(Dataset items)

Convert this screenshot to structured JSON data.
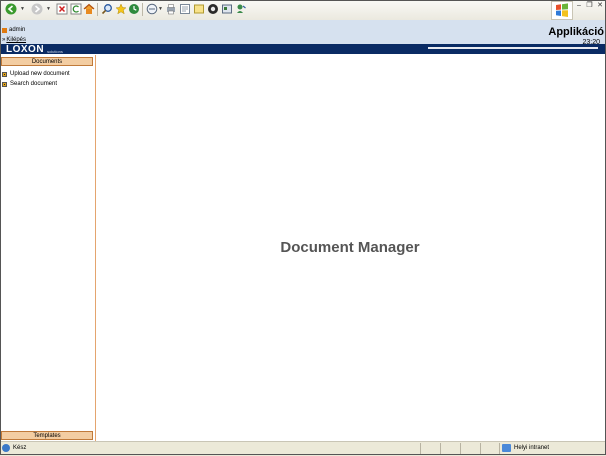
{
  "toolbar": {
    "buttons": [
      "back-icon",
      "forward-icon",
      "stop-icon",
      "refresh-icon",
      "home-icon",
      "search-icon",
      "favorites-icon",
      "history-icon",
      "mail-icon",
      "print-icon",
      "edit-icon",
      "messenger-icon",
      "media-icon",
      "discuss-icon",
      "research-icon"
    ]
  },
  "header": {
    "user": "admin",
    "logout": "Kilépés",
    "app_title": "Applikáció",
    "time": "23:20",
    "logo_text": "LOXON",
    "logo_sub": "solutions"
  },
  "sidebar": {
    "documents_title": "Documents",
    "items": [
      {
        "label": "Upload new document"
      },
      {
        "label": "Search document"
      }
    ],
    "templates_title": "Templates"
  },
  "main": {
    "title": "Document Manager"
  },
  "status": {
    "left": "Kész",
    "zone": "Helyi intranet"
  },
  "colors": {
    "header_bg": "#d6e1ef",
    "logo_strip": "#0a2b64",
    "panel_head": "#f3cda2",
    "accent_orange": "#e07a10"
  }
}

» Set exercise: From the data above, copy out every line with the string "label" in it.

» Exercise output:
        "label": "Upload new document"
        "label": "Search document"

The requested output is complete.